* **INSTRUCTIONS FOR THE TASK**: Determine which lines contain the word "this", then copy those lines.

==========

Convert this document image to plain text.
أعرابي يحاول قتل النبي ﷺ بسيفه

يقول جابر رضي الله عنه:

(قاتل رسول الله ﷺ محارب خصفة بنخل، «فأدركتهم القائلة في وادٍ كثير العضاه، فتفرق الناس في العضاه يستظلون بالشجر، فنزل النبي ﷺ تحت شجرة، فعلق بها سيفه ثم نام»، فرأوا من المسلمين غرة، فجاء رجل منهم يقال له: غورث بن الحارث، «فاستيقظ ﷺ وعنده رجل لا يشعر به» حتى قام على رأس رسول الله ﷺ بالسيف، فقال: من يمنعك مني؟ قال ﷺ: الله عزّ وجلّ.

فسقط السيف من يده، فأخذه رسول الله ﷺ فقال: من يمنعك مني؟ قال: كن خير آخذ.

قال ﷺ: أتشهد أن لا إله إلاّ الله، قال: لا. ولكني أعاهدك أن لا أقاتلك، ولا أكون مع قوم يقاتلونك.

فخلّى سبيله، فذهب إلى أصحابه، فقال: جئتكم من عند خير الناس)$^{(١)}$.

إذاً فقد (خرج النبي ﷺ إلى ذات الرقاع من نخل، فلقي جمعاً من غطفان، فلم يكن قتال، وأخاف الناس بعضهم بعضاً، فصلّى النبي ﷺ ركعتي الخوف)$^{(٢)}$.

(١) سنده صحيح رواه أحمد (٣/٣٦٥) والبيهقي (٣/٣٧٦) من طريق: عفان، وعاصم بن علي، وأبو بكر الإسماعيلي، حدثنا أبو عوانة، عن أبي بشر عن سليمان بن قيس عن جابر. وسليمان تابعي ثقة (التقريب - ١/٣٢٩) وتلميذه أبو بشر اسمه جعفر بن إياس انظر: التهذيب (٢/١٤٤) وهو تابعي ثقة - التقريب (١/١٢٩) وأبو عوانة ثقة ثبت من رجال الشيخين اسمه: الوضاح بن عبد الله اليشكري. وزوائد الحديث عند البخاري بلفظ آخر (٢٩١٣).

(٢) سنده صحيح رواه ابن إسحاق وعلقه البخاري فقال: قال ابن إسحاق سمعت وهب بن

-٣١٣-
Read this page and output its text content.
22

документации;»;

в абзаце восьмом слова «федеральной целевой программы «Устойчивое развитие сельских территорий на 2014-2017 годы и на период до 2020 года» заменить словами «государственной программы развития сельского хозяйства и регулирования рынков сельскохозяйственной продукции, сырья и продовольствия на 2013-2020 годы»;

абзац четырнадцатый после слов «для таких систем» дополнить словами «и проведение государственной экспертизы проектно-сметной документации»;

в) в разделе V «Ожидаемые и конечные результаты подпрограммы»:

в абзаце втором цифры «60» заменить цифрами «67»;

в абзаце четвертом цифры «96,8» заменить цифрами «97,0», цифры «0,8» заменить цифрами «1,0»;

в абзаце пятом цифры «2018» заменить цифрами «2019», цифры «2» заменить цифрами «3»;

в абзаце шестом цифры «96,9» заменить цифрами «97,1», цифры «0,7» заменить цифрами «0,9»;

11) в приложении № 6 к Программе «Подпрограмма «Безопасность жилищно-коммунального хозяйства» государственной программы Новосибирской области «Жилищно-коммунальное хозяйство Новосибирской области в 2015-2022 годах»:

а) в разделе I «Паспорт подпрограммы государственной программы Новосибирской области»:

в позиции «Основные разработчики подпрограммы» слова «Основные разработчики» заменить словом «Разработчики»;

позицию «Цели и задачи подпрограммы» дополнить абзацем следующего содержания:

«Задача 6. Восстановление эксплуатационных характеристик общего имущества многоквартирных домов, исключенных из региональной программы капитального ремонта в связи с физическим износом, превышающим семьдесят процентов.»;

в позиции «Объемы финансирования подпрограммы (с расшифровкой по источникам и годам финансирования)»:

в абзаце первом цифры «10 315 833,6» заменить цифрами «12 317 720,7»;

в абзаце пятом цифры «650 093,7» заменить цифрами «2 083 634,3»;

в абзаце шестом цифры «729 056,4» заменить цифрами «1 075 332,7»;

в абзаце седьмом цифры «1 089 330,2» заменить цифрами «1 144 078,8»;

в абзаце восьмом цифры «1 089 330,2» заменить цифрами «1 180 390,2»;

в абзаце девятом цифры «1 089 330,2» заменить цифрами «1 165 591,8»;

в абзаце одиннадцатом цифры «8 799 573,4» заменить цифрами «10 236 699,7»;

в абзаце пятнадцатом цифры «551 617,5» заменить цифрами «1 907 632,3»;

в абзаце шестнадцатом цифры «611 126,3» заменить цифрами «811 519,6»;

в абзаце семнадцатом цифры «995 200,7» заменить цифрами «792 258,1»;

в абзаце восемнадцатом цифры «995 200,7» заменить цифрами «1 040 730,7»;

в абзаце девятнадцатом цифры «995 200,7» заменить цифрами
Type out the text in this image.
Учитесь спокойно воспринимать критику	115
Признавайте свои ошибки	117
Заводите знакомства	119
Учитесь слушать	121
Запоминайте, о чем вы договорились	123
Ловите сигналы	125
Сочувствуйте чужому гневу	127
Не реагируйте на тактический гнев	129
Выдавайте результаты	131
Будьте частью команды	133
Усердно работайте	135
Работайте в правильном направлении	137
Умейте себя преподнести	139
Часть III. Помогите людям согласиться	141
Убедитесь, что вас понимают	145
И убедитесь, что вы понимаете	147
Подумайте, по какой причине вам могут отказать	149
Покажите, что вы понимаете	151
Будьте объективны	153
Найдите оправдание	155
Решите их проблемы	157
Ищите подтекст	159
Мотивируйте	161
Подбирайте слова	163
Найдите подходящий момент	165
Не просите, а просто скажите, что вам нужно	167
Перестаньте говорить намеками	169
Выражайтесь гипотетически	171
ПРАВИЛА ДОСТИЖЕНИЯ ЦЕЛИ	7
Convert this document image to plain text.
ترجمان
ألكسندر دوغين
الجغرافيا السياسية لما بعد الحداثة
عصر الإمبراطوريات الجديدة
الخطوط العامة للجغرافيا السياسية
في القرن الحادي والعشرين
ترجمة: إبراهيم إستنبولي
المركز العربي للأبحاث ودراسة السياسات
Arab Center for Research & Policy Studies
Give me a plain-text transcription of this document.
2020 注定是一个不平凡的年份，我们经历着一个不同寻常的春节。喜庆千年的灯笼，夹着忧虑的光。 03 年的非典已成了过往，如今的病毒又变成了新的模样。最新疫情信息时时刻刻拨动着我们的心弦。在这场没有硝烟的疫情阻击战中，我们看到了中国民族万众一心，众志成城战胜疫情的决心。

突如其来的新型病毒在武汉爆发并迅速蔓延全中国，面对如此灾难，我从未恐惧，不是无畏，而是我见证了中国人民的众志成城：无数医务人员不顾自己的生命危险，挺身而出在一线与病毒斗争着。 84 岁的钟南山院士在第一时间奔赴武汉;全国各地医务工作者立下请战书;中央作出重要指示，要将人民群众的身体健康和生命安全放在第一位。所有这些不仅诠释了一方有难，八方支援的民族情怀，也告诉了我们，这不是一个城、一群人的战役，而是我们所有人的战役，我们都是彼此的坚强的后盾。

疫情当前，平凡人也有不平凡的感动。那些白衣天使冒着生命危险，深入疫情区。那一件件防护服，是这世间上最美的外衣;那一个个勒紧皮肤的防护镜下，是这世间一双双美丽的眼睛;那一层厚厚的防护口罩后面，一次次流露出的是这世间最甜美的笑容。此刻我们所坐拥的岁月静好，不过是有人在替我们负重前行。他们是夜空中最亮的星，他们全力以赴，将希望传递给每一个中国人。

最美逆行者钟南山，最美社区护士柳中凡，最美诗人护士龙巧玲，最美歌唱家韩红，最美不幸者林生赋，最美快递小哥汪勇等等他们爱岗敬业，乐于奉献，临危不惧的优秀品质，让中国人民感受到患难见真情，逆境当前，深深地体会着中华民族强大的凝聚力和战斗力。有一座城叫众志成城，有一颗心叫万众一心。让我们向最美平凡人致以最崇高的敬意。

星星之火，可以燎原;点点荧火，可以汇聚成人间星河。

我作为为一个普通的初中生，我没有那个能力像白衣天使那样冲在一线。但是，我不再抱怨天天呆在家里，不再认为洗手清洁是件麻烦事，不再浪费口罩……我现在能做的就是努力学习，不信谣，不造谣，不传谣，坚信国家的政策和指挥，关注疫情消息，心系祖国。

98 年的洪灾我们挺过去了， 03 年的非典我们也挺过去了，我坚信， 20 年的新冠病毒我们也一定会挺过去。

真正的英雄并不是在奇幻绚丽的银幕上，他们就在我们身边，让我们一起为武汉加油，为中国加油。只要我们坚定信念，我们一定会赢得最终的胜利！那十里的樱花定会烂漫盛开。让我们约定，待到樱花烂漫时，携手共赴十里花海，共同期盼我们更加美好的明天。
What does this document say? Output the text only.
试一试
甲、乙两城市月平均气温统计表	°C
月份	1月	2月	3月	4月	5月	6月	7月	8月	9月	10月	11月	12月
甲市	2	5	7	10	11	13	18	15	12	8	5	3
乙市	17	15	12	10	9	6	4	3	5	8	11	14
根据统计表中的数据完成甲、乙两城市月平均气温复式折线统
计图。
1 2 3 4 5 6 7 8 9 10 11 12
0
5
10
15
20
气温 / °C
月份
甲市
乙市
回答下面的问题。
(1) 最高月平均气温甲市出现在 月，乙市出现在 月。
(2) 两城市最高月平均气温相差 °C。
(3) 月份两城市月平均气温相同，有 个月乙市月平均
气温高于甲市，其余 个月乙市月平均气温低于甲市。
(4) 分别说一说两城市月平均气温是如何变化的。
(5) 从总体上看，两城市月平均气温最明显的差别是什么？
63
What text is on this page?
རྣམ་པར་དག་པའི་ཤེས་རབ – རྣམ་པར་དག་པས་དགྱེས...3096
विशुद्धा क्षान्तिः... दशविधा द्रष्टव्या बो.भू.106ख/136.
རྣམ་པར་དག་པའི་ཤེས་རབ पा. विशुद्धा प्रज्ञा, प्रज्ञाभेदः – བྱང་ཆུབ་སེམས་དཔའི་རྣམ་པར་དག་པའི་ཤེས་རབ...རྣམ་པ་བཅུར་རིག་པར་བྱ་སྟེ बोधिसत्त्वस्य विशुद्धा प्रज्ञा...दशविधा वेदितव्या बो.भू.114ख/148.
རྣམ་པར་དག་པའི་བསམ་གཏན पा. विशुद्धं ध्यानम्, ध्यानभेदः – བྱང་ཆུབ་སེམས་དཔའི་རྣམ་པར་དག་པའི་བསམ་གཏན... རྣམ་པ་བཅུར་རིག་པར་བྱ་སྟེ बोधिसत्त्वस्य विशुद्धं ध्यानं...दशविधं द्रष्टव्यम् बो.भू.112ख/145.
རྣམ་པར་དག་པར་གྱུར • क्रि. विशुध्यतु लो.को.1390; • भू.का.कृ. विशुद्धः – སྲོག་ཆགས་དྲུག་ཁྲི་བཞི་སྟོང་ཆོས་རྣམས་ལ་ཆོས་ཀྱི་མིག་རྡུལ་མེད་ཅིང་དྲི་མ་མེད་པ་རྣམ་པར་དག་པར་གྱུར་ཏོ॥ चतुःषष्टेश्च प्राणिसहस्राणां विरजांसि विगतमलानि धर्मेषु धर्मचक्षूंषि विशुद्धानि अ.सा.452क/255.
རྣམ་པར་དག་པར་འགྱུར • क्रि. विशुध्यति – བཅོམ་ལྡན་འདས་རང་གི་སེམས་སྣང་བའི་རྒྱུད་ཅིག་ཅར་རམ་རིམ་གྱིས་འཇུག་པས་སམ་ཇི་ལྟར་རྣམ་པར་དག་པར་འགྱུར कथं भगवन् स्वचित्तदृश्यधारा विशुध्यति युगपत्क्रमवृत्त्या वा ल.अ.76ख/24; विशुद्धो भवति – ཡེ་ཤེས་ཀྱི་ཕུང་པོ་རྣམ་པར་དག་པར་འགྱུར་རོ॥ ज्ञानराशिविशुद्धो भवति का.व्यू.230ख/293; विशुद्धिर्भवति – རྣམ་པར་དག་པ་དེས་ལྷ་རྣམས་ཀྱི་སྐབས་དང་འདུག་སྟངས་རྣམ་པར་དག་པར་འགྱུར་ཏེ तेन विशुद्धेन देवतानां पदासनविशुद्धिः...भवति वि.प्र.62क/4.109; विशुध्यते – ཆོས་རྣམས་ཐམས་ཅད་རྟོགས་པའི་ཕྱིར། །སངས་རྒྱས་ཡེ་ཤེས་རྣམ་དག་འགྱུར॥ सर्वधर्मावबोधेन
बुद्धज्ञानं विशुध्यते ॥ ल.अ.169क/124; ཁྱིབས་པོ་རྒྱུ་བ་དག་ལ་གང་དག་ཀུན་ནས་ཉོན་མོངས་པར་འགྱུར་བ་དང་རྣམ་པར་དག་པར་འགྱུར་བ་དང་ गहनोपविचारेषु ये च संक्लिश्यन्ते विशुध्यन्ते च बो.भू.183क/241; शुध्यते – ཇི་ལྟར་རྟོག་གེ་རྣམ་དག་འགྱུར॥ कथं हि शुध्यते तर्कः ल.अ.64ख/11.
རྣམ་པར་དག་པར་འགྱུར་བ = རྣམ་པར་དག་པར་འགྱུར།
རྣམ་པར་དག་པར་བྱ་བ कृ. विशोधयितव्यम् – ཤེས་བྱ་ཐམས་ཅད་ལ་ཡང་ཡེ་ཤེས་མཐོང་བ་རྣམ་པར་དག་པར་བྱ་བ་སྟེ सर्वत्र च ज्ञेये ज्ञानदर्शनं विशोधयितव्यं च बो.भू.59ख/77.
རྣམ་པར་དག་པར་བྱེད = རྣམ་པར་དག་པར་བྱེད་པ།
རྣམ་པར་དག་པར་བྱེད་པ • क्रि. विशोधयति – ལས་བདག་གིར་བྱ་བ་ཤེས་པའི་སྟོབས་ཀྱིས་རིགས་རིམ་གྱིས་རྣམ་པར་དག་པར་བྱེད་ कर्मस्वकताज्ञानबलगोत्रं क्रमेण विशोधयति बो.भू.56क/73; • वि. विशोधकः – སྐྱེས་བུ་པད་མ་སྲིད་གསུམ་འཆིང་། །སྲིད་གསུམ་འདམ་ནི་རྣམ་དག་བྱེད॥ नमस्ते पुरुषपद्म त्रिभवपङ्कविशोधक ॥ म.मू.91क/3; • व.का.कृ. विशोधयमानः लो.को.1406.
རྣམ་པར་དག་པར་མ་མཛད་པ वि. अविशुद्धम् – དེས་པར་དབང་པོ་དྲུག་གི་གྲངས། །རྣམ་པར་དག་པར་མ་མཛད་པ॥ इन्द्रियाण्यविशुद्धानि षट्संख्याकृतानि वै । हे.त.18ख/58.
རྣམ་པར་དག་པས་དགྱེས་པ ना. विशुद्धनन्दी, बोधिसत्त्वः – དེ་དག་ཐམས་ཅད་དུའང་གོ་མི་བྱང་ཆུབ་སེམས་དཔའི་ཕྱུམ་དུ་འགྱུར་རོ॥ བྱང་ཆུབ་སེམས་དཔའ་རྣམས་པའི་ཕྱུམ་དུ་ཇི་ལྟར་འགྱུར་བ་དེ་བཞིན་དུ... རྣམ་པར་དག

==========

* **CORRECT OUTPUT**:
Convert this document image to plain text.
Read this page and output its text content.
Type out the text in this image.
Convert this document image to plain text.
Give me a plain-text transcription of this document.
What does this document say? Output the text only.
What text is on this page?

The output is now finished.